··· Task inputs ···

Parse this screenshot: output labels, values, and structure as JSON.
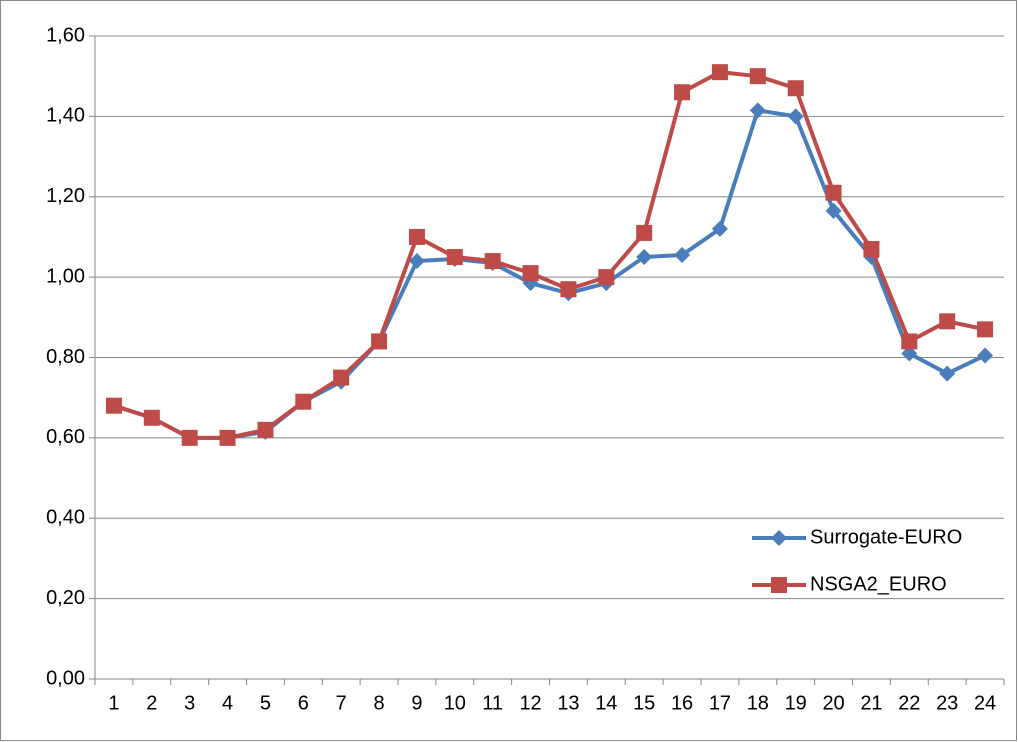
{
  "chart_data": {
    "type": "line",
    "categories": [
      "1",
      "2",
      "3",
      "4",
      "5",
      "6",
      "7",
      "8",
      "9",
      "10",
      "11",
      "12",
      "13",
      "14",
      "15",
      "16",
      "17",
      "18",
      "19",
      "20",
      "21",
      "22",
      "23",
      "24"
    ],
    "series": [
      {
        "name": "Surrogate-EURO",
        "color": "#4a7ebb",
        "marker": "diamond",
        "values": [
          0.68,
          0.65,
          0.6,
          0.6,
          0.615,
          0.69,
          0.74,
          0.84,
          1.04,
          1.045,
          1.035,
          0.985,
          0.96,
          0.985,
          1.05,
          1.055,
          1.12,
          1.415,
          1.4,
          1.165,
          1.05,
          0.81,
          0.76,
          0.805
        ]
      },
      {
        "name": "NSGA2_EURO",
        "color": "#be4b48",
        "marker": "square",
        "values": [
          0.68,
          0.65,
          0.6,
          0.6,
          0.62,
          0.69,
          0.75,
          0.84,
          1.1,
          1.05,
          1.04,
          1.01,
          0.97,
          1.0,
          1.11,
          1.46,
          1.51,
          1.5,
          1.47,
          1.21,
          1.07,
          0.84,
          0.89,
          0.87
        ]
      }
    ],
    "ylim": [
      0,
      1.6
    ],
    "yticks": [
      {
        "value": 0,
        "label": "0,00"
      },
      {
        "value": 0.2,
        "label": "0,20"
      },
      {
        "value": 0.4,
        "label": "0,40"
      },
      {
        "value": 0.6,
        "label": "0,60"
      },
      {
        "value": 0.8,
        "label": "0,80"
      },
      {
        "value": 1.0,
        "label": "1,00"
      },
      {
        "value": 1.2,
        "label": "1,20"
      },
      {
        "value": 1.4,
        "label": "1,40"
      },
      {
        "value": 1.6,
        "label": "1,60"
      }
    ],
    "grid": true,
    "legend": "right"
  }
}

···

§ Problem requirements
Leave the pictures out, and transcribe each of the records exactly.

§ Response for this exercise
Parse this screenshot: output labels, values, and structure as JSON.
{
  "chart_data": {
    "type": "line",
    "categories": [
      "1",
      "2",
      "3",
      "4",
      "5",
      "6",
      "7",
      "8",
      "9",
      "10",
      "11",
      "12",
      "13",
      "14",
      "15",
      "16",
      "17",
      "18",
      "19",
      "20",
      "21",
      "22",
      "23",
      "24"
    ],
    "series": [
      {
        "name": "Surrogate-EURO",
        "color": "#4a7ebb",
        "marker": "diamond",
        "values": [
          0.68,
          0.65,
          0.6,
          0.6,
          0.615,
          0.69,
          0.74,
          0.84,
          1.04,
          1.045,
          1.035,
          0.985,
          0.96,
          0.985,
          1.05,
          1.055,
          1.12,
          1.415,
          1.4,
          1.165,
          1.05,
          0.81,
          0.76,
          0.805
        ]
      },
      {
        "name": "NSGA2_EURO",
        "color": "#be4b48",
        "marker": "square",
        "values": [
          0.68,
          0.65,
          0.6,
          0.6,
          0.62,
          0.69,
          0.75,
          0.84,
          1.1,
          1.05,
          1.04,
          1.01,
          0.97,
          1.0,
          1.11,
          1.46,
          1.51,
          1.5,
          1.47,
          1.21,
          1.07,
          0.84,
          0.89,
          0.87
        ]
      }
    ],
    "ylim": [
      0,
      1.6
    ],
    "yticks": [
      {
        "value": 0,
        "label": "0,00"
      },
      {
        "value": 0.2,
        "label": "0,20"
      },
      {
        "value": 0.4,
        "label": "0,40"
      },
      {
        "value": 0.6,
        "label": "0,60"
      },
      {
        "value": 0.8,
        "label": "0,80"
      },
      {
        "value": 1.0,
        "label": "1,00"
      },
      {
        "value": 1.2,
        "label": "1,20"
      },
      {
        "value": 1.4,
        "label": "1,40"
      },
      {
        "value": 1.6,
        "label": "1,60"
      }
    ],
    "grid": true,
    "legend": "right"
  }
}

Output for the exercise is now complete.